Written problem — Copy out all of the records below line for line, with nothing altered.

■ ■ ■ ■

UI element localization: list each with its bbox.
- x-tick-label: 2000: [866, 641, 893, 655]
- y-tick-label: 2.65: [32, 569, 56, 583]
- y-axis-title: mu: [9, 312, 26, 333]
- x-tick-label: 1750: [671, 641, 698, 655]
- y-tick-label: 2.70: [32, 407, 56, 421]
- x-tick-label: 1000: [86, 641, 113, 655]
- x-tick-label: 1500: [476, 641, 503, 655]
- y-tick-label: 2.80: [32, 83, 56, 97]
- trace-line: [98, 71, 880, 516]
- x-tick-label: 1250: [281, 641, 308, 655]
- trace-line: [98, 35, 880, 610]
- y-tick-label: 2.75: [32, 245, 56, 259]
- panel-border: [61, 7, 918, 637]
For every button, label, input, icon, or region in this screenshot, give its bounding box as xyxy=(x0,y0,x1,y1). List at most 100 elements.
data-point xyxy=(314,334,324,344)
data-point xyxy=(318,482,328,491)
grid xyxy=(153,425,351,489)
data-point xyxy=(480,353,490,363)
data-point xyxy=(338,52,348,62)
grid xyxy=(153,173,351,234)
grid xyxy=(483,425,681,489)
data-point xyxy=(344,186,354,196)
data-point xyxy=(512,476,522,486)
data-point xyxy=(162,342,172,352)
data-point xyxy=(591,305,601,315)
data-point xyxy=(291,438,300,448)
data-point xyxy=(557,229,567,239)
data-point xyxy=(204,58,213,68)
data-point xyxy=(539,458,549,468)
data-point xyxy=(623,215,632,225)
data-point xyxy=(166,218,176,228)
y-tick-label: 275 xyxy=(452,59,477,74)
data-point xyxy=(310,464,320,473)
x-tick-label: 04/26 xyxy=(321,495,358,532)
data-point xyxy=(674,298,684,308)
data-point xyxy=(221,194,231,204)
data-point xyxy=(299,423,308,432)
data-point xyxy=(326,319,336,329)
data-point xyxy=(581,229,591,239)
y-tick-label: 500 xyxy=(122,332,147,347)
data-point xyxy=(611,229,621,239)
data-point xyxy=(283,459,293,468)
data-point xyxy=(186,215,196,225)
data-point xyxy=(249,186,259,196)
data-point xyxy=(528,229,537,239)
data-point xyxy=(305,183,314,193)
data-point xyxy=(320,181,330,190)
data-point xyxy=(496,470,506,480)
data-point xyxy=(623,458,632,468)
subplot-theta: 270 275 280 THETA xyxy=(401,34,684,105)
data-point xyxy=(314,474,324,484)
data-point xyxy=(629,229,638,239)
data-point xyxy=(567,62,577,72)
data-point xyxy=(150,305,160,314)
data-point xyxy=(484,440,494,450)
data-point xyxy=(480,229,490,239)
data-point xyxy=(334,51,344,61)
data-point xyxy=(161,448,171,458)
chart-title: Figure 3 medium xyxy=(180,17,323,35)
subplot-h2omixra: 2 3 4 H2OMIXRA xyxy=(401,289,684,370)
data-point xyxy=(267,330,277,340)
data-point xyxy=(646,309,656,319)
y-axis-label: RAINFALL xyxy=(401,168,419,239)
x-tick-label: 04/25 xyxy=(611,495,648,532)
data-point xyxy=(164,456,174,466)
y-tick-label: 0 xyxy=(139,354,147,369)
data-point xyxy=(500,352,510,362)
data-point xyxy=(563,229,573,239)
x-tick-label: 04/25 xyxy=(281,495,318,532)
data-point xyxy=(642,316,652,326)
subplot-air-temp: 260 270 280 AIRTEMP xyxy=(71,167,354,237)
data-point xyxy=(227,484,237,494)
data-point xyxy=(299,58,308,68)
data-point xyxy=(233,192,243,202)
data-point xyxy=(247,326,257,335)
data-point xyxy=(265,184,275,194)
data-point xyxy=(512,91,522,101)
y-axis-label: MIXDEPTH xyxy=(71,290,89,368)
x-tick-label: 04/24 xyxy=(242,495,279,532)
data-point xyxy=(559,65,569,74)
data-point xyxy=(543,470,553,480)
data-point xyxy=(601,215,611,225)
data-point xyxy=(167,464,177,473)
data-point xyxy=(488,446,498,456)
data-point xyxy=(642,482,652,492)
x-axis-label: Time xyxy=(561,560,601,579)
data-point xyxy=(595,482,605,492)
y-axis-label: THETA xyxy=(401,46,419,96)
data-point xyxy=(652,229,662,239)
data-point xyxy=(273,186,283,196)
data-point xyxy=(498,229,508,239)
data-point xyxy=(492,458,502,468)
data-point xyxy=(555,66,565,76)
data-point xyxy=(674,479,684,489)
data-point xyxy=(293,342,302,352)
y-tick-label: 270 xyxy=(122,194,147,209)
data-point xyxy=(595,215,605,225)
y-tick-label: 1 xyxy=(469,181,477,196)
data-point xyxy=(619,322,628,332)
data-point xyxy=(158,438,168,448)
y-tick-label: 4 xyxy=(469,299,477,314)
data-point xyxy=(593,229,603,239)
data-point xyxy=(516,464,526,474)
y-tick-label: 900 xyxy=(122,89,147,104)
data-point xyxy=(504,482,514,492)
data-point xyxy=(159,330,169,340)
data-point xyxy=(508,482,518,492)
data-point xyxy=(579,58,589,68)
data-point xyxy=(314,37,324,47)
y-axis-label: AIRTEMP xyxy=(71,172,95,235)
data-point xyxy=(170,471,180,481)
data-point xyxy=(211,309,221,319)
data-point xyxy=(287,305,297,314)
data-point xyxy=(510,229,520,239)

■ ■ ■ ■

Task solution —
UI element localization: list each with its bbox.
- x-tick-label: 2000: [866, 641, 893, 655]
- y-tick-label: 2.65: [32, 569, 56, 583]
- y-axis-title: mu: [9, 312, 26, 333]
- x-tick-label: 1750: [671, 641, 698, 655]
- y-tick-label: 2.70: [32, 407, 56, 421]
- x-tick-label: 1000: [86, 641, 113, 655]
- x-tick-label: 1500: [476, 641, 503, 655]
- y-tick-label: 2.80: [32, 83, 56, 97]
- trace-line: [98, 71, 880, 516]
- x-tick-label: 1250: [281, 641, 308, 655]
- trace-line: [98, 35, 880, 610]
- y-tick-label: 2.75: [32, 245, 56, 259]
- panel-border: [61, 7, 918, 637]
For every button, label, input, icon, or region in this screenshot, give its bounding box as xyxy=(x0,y0,x1,y1). List at most 100 elements.
data-point xyxy=(314,334,324,344)
data-point xyxy=(318,482,328,491)
grid xyxy=(153,425,351,489)
data-point xyxy=(480,353,490,363)
data-point xyxy=(338,52,348,62)
grid xyxy=(153,173,351,234)
grid xyxy=(483,425,681,489)
data-point xyxy=(344,186,354,196)
data-point xyxy=(512,476,522,486)
data-point xyxy=(162,342,172,352)
data-point xyxy=(591,305,601,315)
data-point xyxy=(291,438,300,448)
data-point xyxy=(557,229,567,239)
data-point xyxy=(204,58,213,68)
data-point xyxy=(539,458,549,468)
data-point xyxy=(623,215,632,225)
data-point xyxy=(166,218,176,228)
y-tick-label: 275 xyxy=(452,59,477,74)
data-point xyxy=(310,464,320,473)
x-tick-label: 04/26 xyxy=(321,495,358,532)
data-point xyxy=(674,298,684,308)
data-point xyxy=(221,194,231,204)
data-point xyxy=(299,423,308,432)
data-point xyxy=(326,319,336,329)
data-point xyxy=(581,229,591,239)
y-tick-label: 500 xyxy=(122,332,147,347)
data-point xyxy=(611,229,621,239)
data-point xyxy=(283,459,293,468)
data-point xyxy=(186,215,196,225)
data-point xyxy=(249,186,259,196)
data-point xyxy=(528,229,537,239)
data-point xyxy=(305,183,314,193)
data-point xyxy=(320,181,330,190)
data-point xyxy=(496,470,506,480)
data-point xyxy=(623,458,632,468)
subplot-theta: 270 275 280 THETA xyxy=(401,34,684,105)
data-point xyxy=(314,474,324,484)
data-point xyxy=(629,229,638,239)
data-point xyxy=(567,62,577,72)
data-point xyxy=(150,305,160,314)
data-point xyxy=(484,440,494,450)
data-point xyxy=(480,229,490,239)
data-point xyxy=(334,51,344,61)
data-point xyxy=(161,448,171,458)
chart-title: Figure 3 medium xyxy=(180,17,323,35)
subplot-h2omixra: 2 3 4 H2OMIXRA xyxy=(401,289,684,370)
data-point xyxy=(267,330,277,340)
data-point xyxy=(646,309,656,319)
y-axis-label: RAINFALL xyxy=(401,168,419,239)
x-tick-label: 04/25 xyxy=(611,495,648,532)
data-point xyxy=(164,456,174,466)
y-tick-label: 0 xyxy=(139,354,147,369)
data-point xyxy=(500,352,510,362)
data-point xyxy=(563,229,573,239)
x-tick-label: 04/25 xyxy=(281,495,318,532)
data-point xyxy=(642,316,652,326)
subplot-air-temp: 260 270 280 AIRTEMP xyxy=(71,167,354,237)
data-point xyxy=(227,484,237,494)
data-point xyxy=(299,58,308,68)
data-point xyxy=(233,192,243,202)
data-point xyxy=(247,326,257,335)
data-point xyxy=(265,184,275,194)
data-point xyxy=(512,91,522,101)
y-axis-label: MIXDEPTH xyxy=(71,290,89,368)
x-tick-label: 04/24 xyxy=(242,495,279,532)
data-point xyxy=(559,65,569,74)
data-point xyxy=(543,470,553,480)
data-point xyxy=(601,215,611,225)
data-point xyxy=(167,464,177,473)
data-point xyxy=(488,446,498,456)
data-point xyxy=(642,482,652,492)
x-axis-label: Time xyxy=(561,560,601,579)
data-point xyxy=(595,482,605,492)
y-axis-label: THETA xyxy=(401,46,419,96)
data-point xyxy=(652,229,662,239)
data-point xyxy=(273,186,283,196)
data-point xyxy=(498,229,508,239)
data-point xyxy=(492,458,502,468)
data-point xyxy=(555,66,565,76)
data-point xyxy=(674,479,684,489)
data-point xyxy=(293,342,302,352)
y-tick-label: 270 xyxy=(122,194,147,209)
data-point xyxy=(595,215,605,225)
y-tick-label: 1 xyxy=(469,181,477,196)
data-point xyxy=(619,322,628,332)
data-point xyxy=(158,438,168,448)
y-tick-label: 4 xyxy=(469,299,477,314)
data-point xyxy=(593,229,603,239)
data-point xyxy=(516,464,526,474)
y-tick-label: 900 xyxy=(122,89,147,104)
data-point xyxy=(504,482,514,492)
data-point xyxy=(159,330,169,340)
data-point xyxy=(508,482,518,492)
data-point xyxy=(579,58,589,68)
data-point xyxy=(314,37,324,47)
y-axis-label: AIRTEMP xyxy=(71,172,95,235)
data-point xyxy=(170,471,180,481)
data-point xyxy=(211,309,221,319)
data-point xyxy=(287,305,297,314)
data-point xyxy=(510,229,520,239)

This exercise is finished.